Determine how many lines of this material contain "fNnkC". Give only the number.

* [Extracted material]
-- start --

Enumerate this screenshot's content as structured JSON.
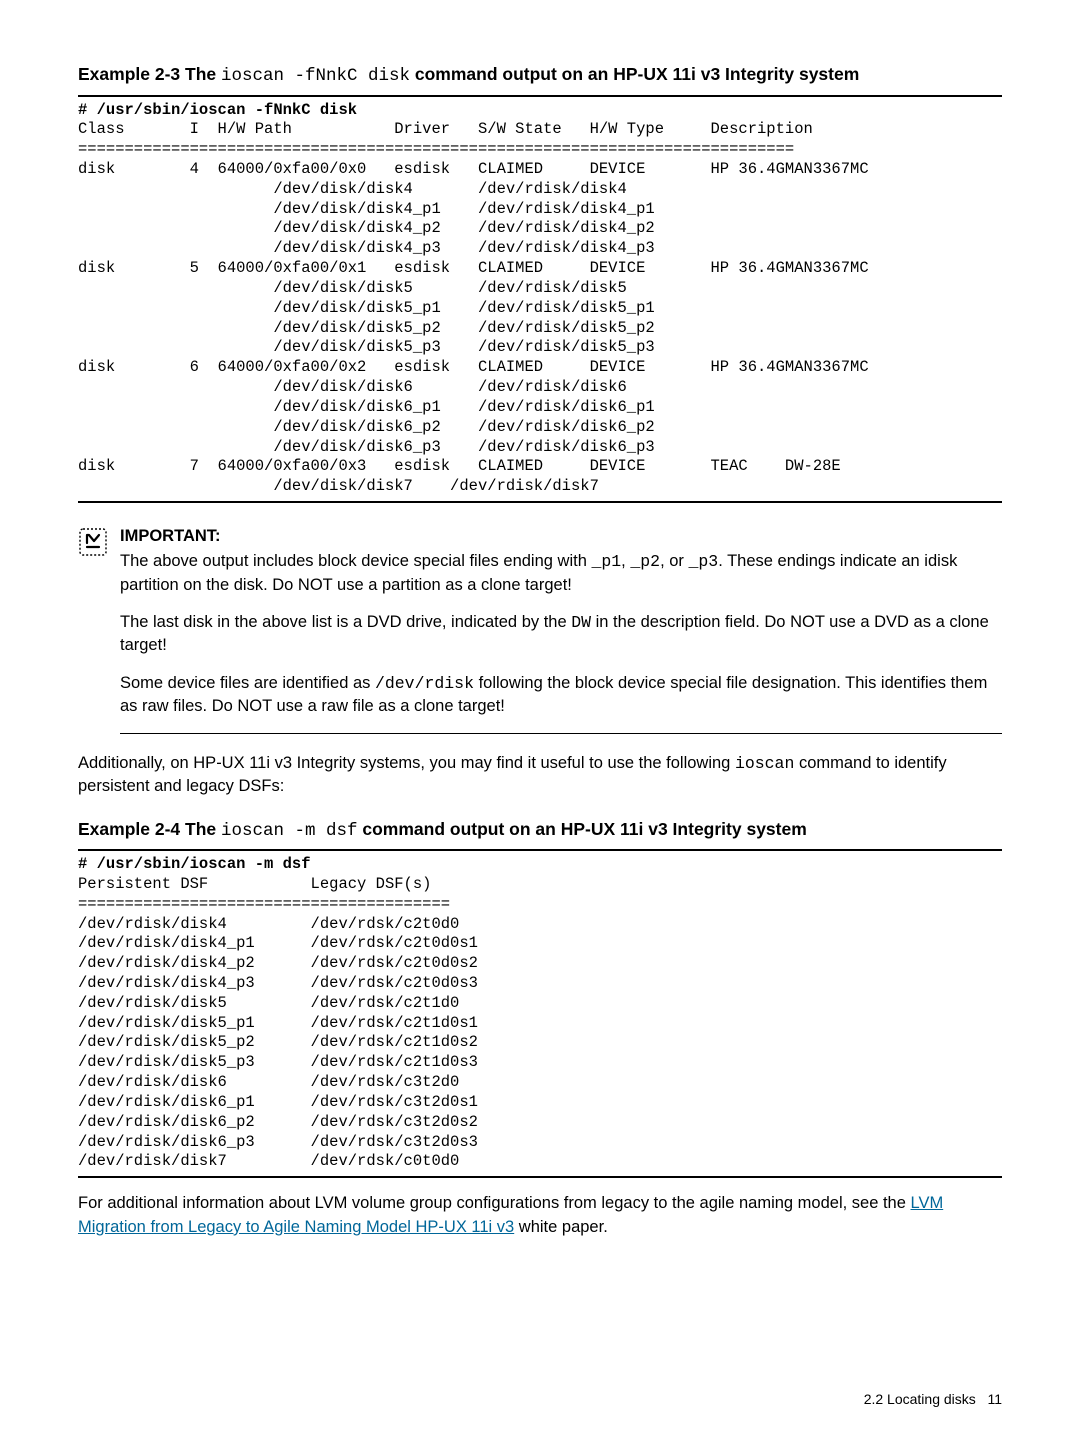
{
  "example1_title_prefix": "Example 2-3 The ",
  "example1_title_code": "ioscan -fNnkC disk",
  "example1_title_suffix": " command output on an HP-UX 11i v3 Integrity system",
  "cmd1": "# /usr/sbin/ioscan -fNnkC disk",
  "hdr1": "Class       I  H/W Path           Driver   S/W State   H/W Type     Description",
  "sep1": "=============================================================================",
  "r1": "disk        4  64000/0xfa00/0x0   esdisk   CLAIMED     DEVICE       HP 36.4GMAN3367MC",
  "r1a": "                     /dev/disk/disk4       /dev/rdisk/disk4",
  "r1b": "                     /dev/disk/disk4_p1    /dev/rdisk/disk4_p1",
  "r1c": "                     /dev/disk/disk4_p2    /dev/rdisk/disk4_p2",
  "r1d": "                     /dev/disk/disk4_p3    /dev/rdisk/disk4_p3",
  "r2": "disk        5  64000/0xfa00/0x1   esdisk   CLAIMED     DEVICE       HP 36.4GMAN3367MC",
  "r2a": "                     /dev/disk/disk5       /dev/rdisk/disk5",
  "r2b": "                     /dev/disk/disk5_p1    /dev/rdisk/disk5_p1",
  "r2c": "                     /dev/disk/disk5_p2    /dev/rdisk/disk5_p2",
  "r2d": "                     /dev/disk/disk5_p3    /dev/rdisk/disk5_p3",
  "r3": "disk        6  64000/0xfa00/0x2   esdisk   CLAIMED     DEVICE       HP 36.4GMAN3367MC",
  "r3a": "                     /dev/disk/disk6       /dev/rdisk/disk6",
  "r3b": "                     /dev/disk/disk6_p1    /dev/rdisk/disk6_p1",
  "r3c": "                     /dev/disk/disk6_p2    /dev/rdisk/disk6_p2",
  "r3d": "                     /dev/disk/disk6_p3    /dev/rdisk/disk6_p3",
  "r4": "disk        7  64000/0xfa00/0x3   esdisk   CLAIMED     DEVICE       TEAC    DW-28E",
  "r4a": "                     /dev/disk/disk7    /dev/rdisk/disk7",
  "important_label": "IMPORTANT:",
  "imp_p1_a": "The above output includes block device special files ending with ",
  "imp_p1_c1": "_p1",
  "imp_p1_b": ", ",
  "imp_p1_c2": "_p2",
  "imp_p1_c": ", or ",
  "imp_p1_c3": "_p3",
  "imp_p1_d": ". These endings indicate an idisk partition on the disk. Do NOT use a partition as a clone target!",
  "imp_p2_a": "The last disk in the above list is a DVD drive, indicated by the ",
  "imp_p2_c1": "DW",
  "imp_p2_b": " in the description field. Do NOT use a DVD as a clone target!",
  "imp_p3_a": "Some device files are identified as ",
  "imp_p3_c1": "/dev/rdisk",
  "imp_p3_b": " following the block device special file designation. This identifies them as raw files. Do NOT use a raw file as a clone target!",
  "body_p1_a": "Additionally, on HP-UX 11i v3 Integrity systems, you may find it useful to use the following ",
  "body_p1_c1": "ioscan",
  "body_p1_b": " command to identify persistent and legacy DSFs:",
  "example2_title_prefix": "Example 2-4 The ",
  "example2_title_code": "ioscan -m dsf",
  "example2_title_suffix": " command output on an HP-UX 11i v3 Integrity system",
  "cmd2": "# /usr/sbin/ioscan -m dsf",
  "hdr2": "Persistent DSF           Legacy DSF(s)",
  "sep2": "========================================",
  "t01": "/dev/rdisk/disk4         /dev/rdsk/c2t0d0",
  "t02": "/dev/rdisk/disk4_p1      /dev/rdsk/c2t0d0s1",
  "t03": "/dev/rdisk/disk4_p2      /dev/rdsk/c2t0d0s2",
  "t04": "/dev/rdisk/disk4_p3      /dev/rdsk/c2t0d0s3",
  "t05": "/dev/rdisk/disk5         /dev/rdsk/c2t1d0",
  "t06": "/dev/rdisk/disk5_p1      /dev/rdsk/c2t1d0s1",
  "t07": "/dev/rdisk/disk5_p2      /dev/rdsk/c2t1d0s2",
  "t08": "/dev/rdisk/disk5_p3      /dev/rdsk/c2t1d0s3",
  "t09": "/dev/rdisk/disk6         /dev/rdsk/c3t2d0",
  "t10": "/dev/rdisk/disk6_p1      /dev/rdsk/c3t2d0s1",
  "t11": "/dev/rdisk/disk6_p2      /dev/rdsk/c3t2d0s2",
  "t12": "/dev/rdisk/disk6_p3      /dev/rdsk/c3t2d0s3",
  "t13": "/dev/rdisk/disk7         /dev/rdsk/c0t0d0",
  "final_p_a": "For additional information about LVM volume group configurations from legacy to the agile naming model, see the ",
  "final_link": "LVM Migration from Legacy to Agile Naming Model HP-UX 11i v3",
  "final_p_b": " white paper.",
  "footer_text": "2.2 Locating disks",
  "page_num": "11"
}
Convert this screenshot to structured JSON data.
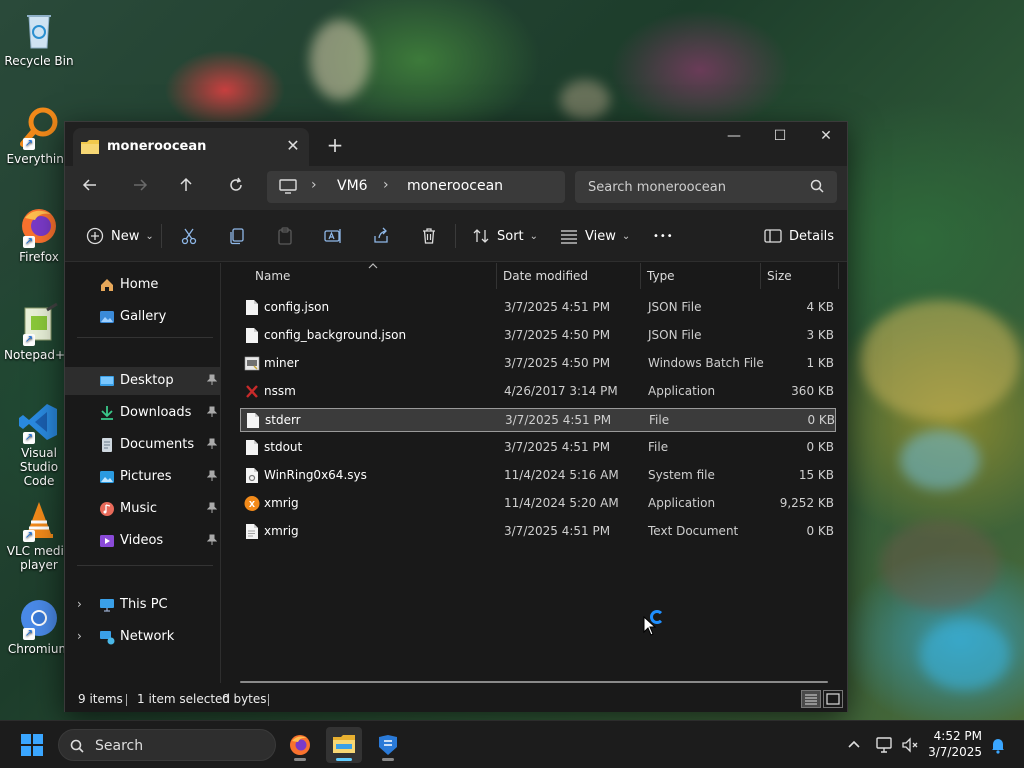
{
  "desktop": {
    "icons": [
      {
        "label": "Recycle Bin"
      },
      {
        "label": "Everything"
      },
      {
        "label": "Firefox"
      },
      {
        "label": "Notepad++"
      },
      {
        "label": "Visual Studio Code"
      },
      {
        "label": "VLC media player"
      },
      {
        "label": "Chromium"
      }
    ]
  },
  "window": {
    "tab_title": "moneroocean",
    "tab_close": "✕",
    "tab_add": "+",
    "controls": {
      "minimize": "—",
      "maximize": "☐",
      "close": "✕"
    }
  },
  "address": {
    "crumbs": [
      "VM6",
      "moneroocean"
    ],
    "separator": "›",
    "search_placeholder": "Search moneroocean"
  },
  "toolbar": {
    "new_label": "New",
    "sort_label": "Sort",
    "view_label": "View",
    "more_label": "•••",
    "details_label": "Details",
    "chevron": "⌄"
  },
  "sidebar": {
    "home": "Home",
    "gallery": "Gallery",
    "quick_access": [
      {
        "label": "Desktop"
      },
      {
        "label": "Downloads"
      },
      {
        "label": "Documents"
      },
      {
        "label": "Pictures"
      },
      {
        "label": "Music"
      },
      {
        "label": "Videos"
      }
    ],
    "this_pc": "This PC",
    "network": "Network",
    "pin_glyph": "📌",
    "chevron": "›"
  },
  "columns": {
    "name": "Name",
    "date": "Date modified",
    "type": "Type",
    "size": "Size"
  },
  "files": [
    {
      "name": "config.json",
      "date": "3/7/2025 4:51 PM",
      "type": "JSON File",
      "size": "4 KB",
      "icon": "file-icon"
    },
    {
      "name": "config_background.json",
      "date": "3/7/2025 4:50 PM",
      "type": "JSON File",
      "size": "3 KB",
      "icon": "file-icon"
    },
    {
      "name": "miner",
      "date": "3/7/2025 4:50 PM",
      "type": "Windows Batch File",
      "size": "1 KB",
      "icon": "batch-file-icon"
    },
    {
      "name": "nssm",
      "date": "4/26/2017 3:14 PM",
      "type": "Application",
      "size": "360 KB",
      "icon": "nssm-app-icon"
    },
    {
      "name": "stderr",
      "date": "3/7/2025 4:51 PM",
      "type": "File",
      "size": "0 KB",
      "icon": "file-icon"
    },
    {
      "name": "stdout",
      "date": "3/7/2025 4:51 PM",
      "type": "File",
      "size": "0 KB",
      "icon": "file-icon"
    },
    {
      "name": "WinRing0x64.sys",
      "date": "11/4/2024 5:16 AM",
      "type": "System file",
      "size": "15 KB",
      "icon": "system-file-icon"
    },
    {
      "name": "xmrig",
      "date": "11/4/2024 5:20 AM",
      "type": "Application",
      "size": "9,252 KB",
      "icon": "xmrig-app-icon"
    },
    {
      "name": "xmrig",
      "date": "3/7/2025 4:51 PM",
      "type": "Text Document",
      "size": "0 KB",
      "icon": "text-file-icon"
    }
  ],
  "selected_index": 4,
  "status": {
    "items": "9 items",
    "selected": "1 item selected",
    "bytes": "0 bytes"
  },
  "taskbar": {
    "search_label": "Search",
    "time": "4:52 PM",
    "date": "3/7/2025"
  },
  "colors": {
    "accent": "#60cdff",
    "window_bg": "#191919",
    "folder": "#f2c94c"
  }
}
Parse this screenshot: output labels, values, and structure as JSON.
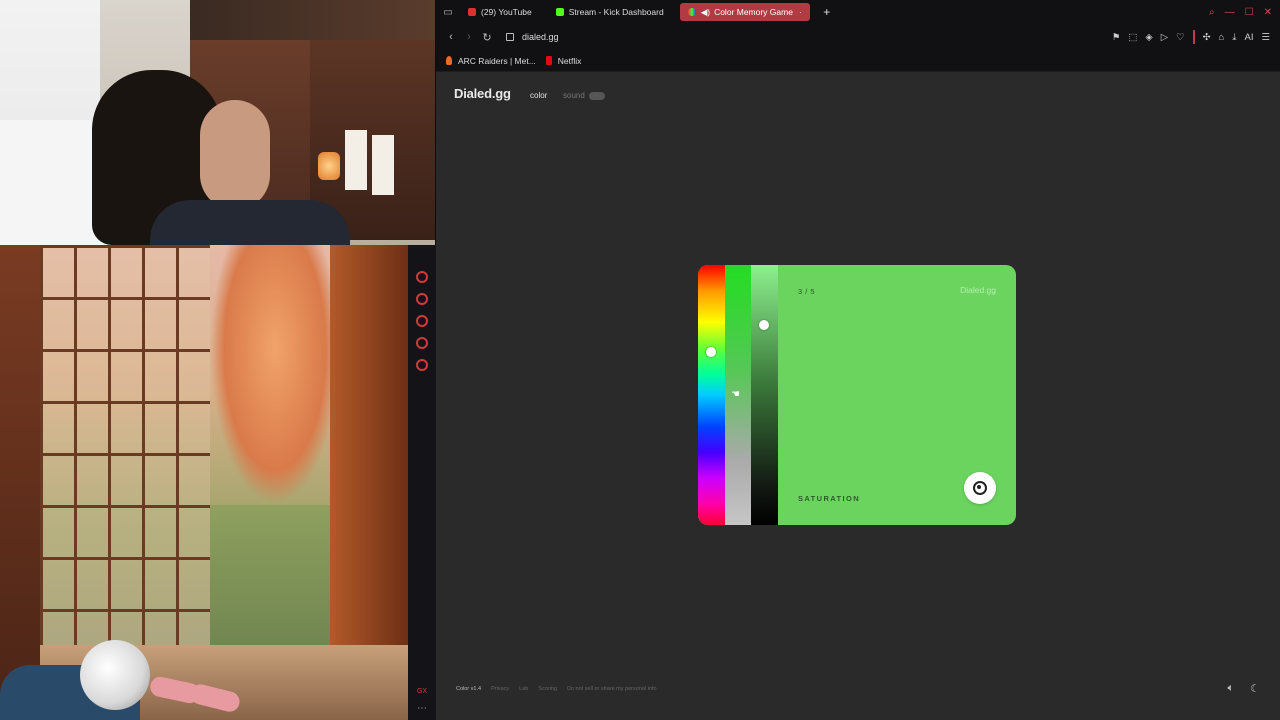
{
  "browser": {
    "tabs": [
      {
        "label": "(29) YouTube",
        "icon": "youtube-icon",
        "color": "#e03131"
      },
      {
        "label": "Stream - Kick Dashboard",
        "icon": "kick-icon",
        "color": "#53fc18"
      },
      {
        "label": "Color Memory Game",
        "icon": "dialed-icon",
        "color": "#ffffff",
        "active": true
      }
    ],
    "url": "dialed.gg",
    "bookmarks": [
      {
        "label": "ARC Raiders | Met...",
        "icon": "arc-raiders-icon",
        "color": "#e86b2a"
      },
      {
        "label": "Netflix",
        "icon": "netflix-icon",
        "color": "#e50914"
      }
    ],
    "toolbar_ai": "AI",
    "accent": "#b13a43"
  },
  "app": {
    "logo": "Dialed.gg",
    "modes": {
      "color": "color",
      "sound": "sound"
    },
    "card": {
      "counter": "3 / 5",
      "brand": "Dialed.gg",
      "stage": "SATURATION",
      "color": "#6ad45f"
    },
    "footer": {
      "version": "Color v1.4",
      "links": [
        "Privacy",
        "Lab",
        "Scoring",
        "Do not sell or share my personal info"
      ]
    }
  },
  "stream_rail": {
    "label": "GX"
  }
}
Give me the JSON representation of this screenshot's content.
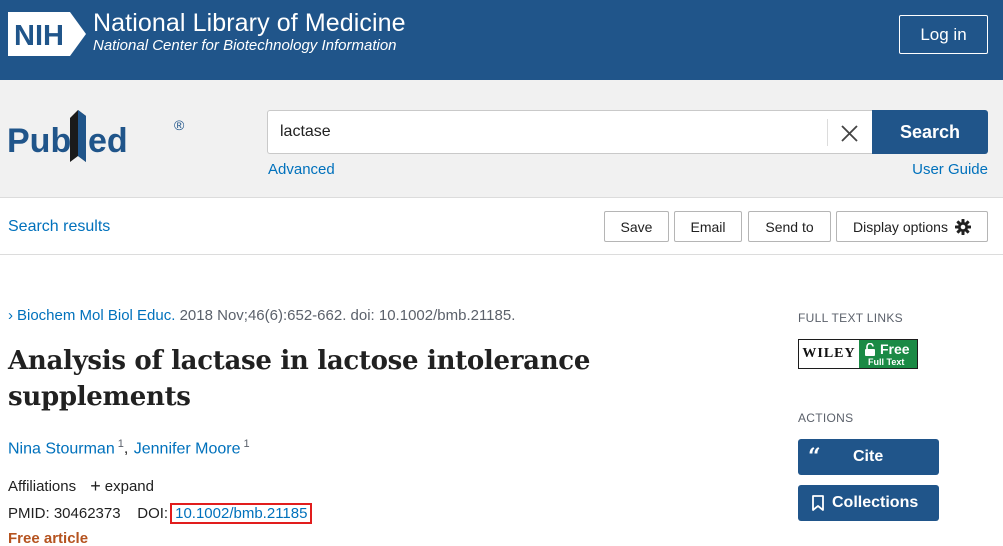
{
  "banner": {
    "logo_text": "NIH",
    "title": "National Library of Medicine",
    "subtitle": "National Center for Biotechnology Information",
    "login_label": "Log in",
    "bg_color": "#20558a"
  },
  "search": {
    "logo_text": "PubMed",
    "query": "lactase",
    "button_label": "Search",
    "advanced_label": "Advanced",
    "user_guide_label": "User Guide"
  },
  "toolbar": {
    "back_label": "Search results",
    "save_label": "Save",
    "email_label": "Email",
    "send_label": "Send to",
    "display_label": "Display options"
  },
  "article": {
    "journal": "Biochem Mol Biol Educ.",
    "citation_rest": "2018 Nov;46(6):652-662. doi: 10.1002/bmb.21185.",
    "title": "Analysis of lactase in lactose intolerance supplements",
    "authors": [
      {
        "name": "Nina Stourman",
        "sup": "1"
      },
      {
        "name": "Jennifer Moore",
        "sup": "1"
      }
    ],
    "affiliations_label": "Affiliations",
    "expand_label": "expand",
    "pmid_label": "PMID:",
    "pmid": "30462373",
    "doi_label": "DOI:",
    "doi": "10.1002/bmb.21185",
    "free_label": "Free article"
  },
  "sidebar": {
    "full_text_label": "FULL TEXT LINKS",
    "wiley_brand": "WILEY",
    "wiley_free": "Free",
    "wiley_fulltext": "Full Text",
    "actions_label": "ACTIONS",
    "cite_label": "Cite",
    "collections_label": "Collections"
  }
}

-- end --

* [Result for this task] 2